EXERCISE: Print every record below exactly as written.

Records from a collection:
************
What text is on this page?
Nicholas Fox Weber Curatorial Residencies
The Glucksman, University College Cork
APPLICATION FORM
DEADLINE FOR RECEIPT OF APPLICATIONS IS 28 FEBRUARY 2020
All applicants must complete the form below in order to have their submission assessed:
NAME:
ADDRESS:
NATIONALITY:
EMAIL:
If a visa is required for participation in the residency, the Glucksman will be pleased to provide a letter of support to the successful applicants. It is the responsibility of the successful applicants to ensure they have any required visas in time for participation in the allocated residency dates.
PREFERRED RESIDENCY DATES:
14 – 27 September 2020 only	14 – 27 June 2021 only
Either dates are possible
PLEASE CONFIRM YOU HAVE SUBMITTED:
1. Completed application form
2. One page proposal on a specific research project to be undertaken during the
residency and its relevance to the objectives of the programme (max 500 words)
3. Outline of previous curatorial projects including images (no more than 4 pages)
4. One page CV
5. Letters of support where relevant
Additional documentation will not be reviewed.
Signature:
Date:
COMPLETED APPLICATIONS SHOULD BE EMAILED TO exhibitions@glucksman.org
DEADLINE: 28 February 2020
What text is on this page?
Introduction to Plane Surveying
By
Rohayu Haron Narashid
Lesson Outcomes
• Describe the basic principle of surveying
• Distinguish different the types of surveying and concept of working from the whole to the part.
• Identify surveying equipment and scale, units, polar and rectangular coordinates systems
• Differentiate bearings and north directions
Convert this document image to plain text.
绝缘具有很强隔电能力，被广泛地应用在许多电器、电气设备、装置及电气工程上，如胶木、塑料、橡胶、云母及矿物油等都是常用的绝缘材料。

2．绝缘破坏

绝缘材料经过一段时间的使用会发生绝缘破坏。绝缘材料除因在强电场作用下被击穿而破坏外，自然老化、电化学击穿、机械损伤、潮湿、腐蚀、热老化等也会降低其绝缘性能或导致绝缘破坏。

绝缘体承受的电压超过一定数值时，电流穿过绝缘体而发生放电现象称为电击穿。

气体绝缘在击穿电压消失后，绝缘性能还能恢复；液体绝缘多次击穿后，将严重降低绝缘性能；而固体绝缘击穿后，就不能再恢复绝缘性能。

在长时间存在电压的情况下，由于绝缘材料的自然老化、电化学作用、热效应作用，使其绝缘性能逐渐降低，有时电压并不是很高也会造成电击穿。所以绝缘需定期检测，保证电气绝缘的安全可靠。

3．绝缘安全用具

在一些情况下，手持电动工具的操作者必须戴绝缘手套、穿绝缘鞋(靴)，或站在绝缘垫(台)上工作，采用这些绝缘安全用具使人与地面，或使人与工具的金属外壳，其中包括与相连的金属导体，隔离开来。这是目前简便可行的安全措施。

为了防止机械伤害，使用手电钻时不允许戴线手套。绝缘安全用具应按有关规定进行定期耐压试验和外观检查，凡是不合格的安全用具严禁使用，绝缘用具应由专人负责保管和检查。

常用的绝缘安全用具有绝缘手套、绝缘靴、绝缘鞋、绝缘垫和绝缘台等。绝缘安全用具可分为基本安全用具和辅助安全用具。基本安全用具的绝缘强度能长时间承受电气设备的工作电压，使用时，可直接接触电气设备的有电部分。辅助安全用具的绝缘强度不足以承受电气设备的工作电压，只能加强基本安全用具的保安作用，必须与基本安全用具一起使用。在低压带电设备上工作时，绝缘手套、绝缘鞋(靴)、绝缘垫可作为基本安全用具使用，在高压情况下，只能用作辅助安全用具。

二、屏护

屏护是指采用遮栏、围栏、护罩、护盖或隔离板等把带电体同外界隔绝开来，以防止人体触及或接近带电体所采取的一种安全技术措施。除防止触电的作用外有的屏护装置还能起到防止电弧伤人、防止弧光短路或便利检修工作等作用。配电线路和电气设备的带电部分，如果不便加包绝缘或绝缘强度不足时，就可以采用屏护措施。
************
RESULT OF THIS TASK:
What text is on this page?
Nicholas Fox Weber Curatorial Residencies
The Glucksman, University College Cork
APPLICATION FORM
DEADLINE FOR RECEIPT OF APPLICATIONS IS 28 FEBRUARY 2020
All applicants must complete the form below in order to have their submission assessed:
NAME:
ADDRESS:
NATIONALITY:
EMAIL:
If a visa is required for participation in the residency, the Glucksman will be pleased to provide a letter of support to the successful applicants. It is the responsibility of the successful applicants to ensure they have any required visas in time for participation in the allocated residency dates.
PREFERRED RESIDENCY DATES:
14 – 27 September 2020 only	14 – 27 June 2021 only
Either dates are possible
PLEASE CONFIRM YOU HAVE SUBMITTED:
1. Completed application form
2. One page proposal on a specific research project to be undertaken during the
residency and its relevance to the objectives of the programme (max 500 words)
3. Outline of previous curatorial projects including images (no more than 4 pages)
4. One page CV
5. Letters of support where relevant
Additional documentation will not be reviewed.
Signature:
Date:
COMPLETED APPLICATIONS SHOULD BE EMAILED TO exhibitions@glucksman.org
DEADLINE: 28 February 2020
What text is on this page?
Introduction to Plane Surveying
By
Rohayu Haron Narashid
Lesson Outcomes
• Describe the basic principle of surveying
• Distinguish different the types of surveying and concept of working from the whole to the part.
• Identify surveying equipment and scale, units, polar and rectangular coordinates systems
• Differentiate bearings and north directions
Convert this document image to plain text.
绝缘具有很强隔电能力，被广泛地应用在许多电器、电气设备、装置及电气工程上，如胶木、塑料、橡胶、云母及矿物油等都是常用的绝缘材料。

2．绝缘破坏

绝缘材料经过一段时间的使用会发生绝缘破坏。绝缘材料除因在强电场作用下被击穿而破坏外，自然老化、电化学击穿、机械损伤、潮湿、腐蚀、热老化等也会降低其绝缘性能或导致绝缘破坏。

绝缘体承受的电压超过一定数值时，电流穿过绝缘体而发生放电现象称为电击穿。

气体绝缘在击穿电压消失后，绝缘性能还能恢复；液体绝缘多次击穿后，将严重降低绝缘性能；而固体绝缘击穿后，就不能再恢复绝缘性能。

在长时间存在电压的情况下，由于绝缘材料的自然老化、电化学作用、热效应作用，使其绝缘性能逐渐降低，有时电压并不是很高也会造成电击穿。所以绝缘需定期检测，保证电气绝缘的安全可靠。

3．绝缘安全用具

在一些情况下，手持电动工具的操作者必须戴绝缘手套、穿绝缘鞋(靴)，或站在绝缘垫(台)上工作，采用这些绝缘安全用具使人与地面，或使人与工具的金属外壳，其中包括与相连的金属导体，隔离开来。这是目前简便可行的安全措施。

为了防止机械伤害，使用手电钻时不允许戴线手套。绝缘安全用具应按有关规定进行定期耐压试验和外观检查，凡是不合格的安全用具严禁使用，绝缘用具应由专人负责保管和检查。

常用的绝缘安全用具有绝缘手套、绝缘靴、绝缘鞋、绝缘垫和绝缘台等。绝缘安全用具可分为基本安全用具和辅助安全用具。基本安全用具的绝缘强度能长时间承受电气设备的工作电压，使用时，可直接接触电气设备的有电部分。辅助安全用具的绝缘强度不足以承受电气设备的工作电压，只能加强基本安全用具的保安作用，必须与基本安全用具一起使用。在低压带电设备上工作时，绝缘手套、绝缘鞋(靴)、绝缘垫可作为基本安全用具使用，在高压情况下，只能用作辅助安全用具。

二、屏护

屏护是指采用遮栏、围栏、护罩、护盖或隔离板等把带电体同外界隔绝开来，以防止人体触及或接近带电体所采取的一种安全技术措施。除防止触电的作用外有的屏护装置还能起到防止电弧伤人、防止弧光短路或便利检修工作等作用。配电线路和电气设备的带电部分，如果不便加包绝缘或绝缘强度不足时，就可以采用屏护措施。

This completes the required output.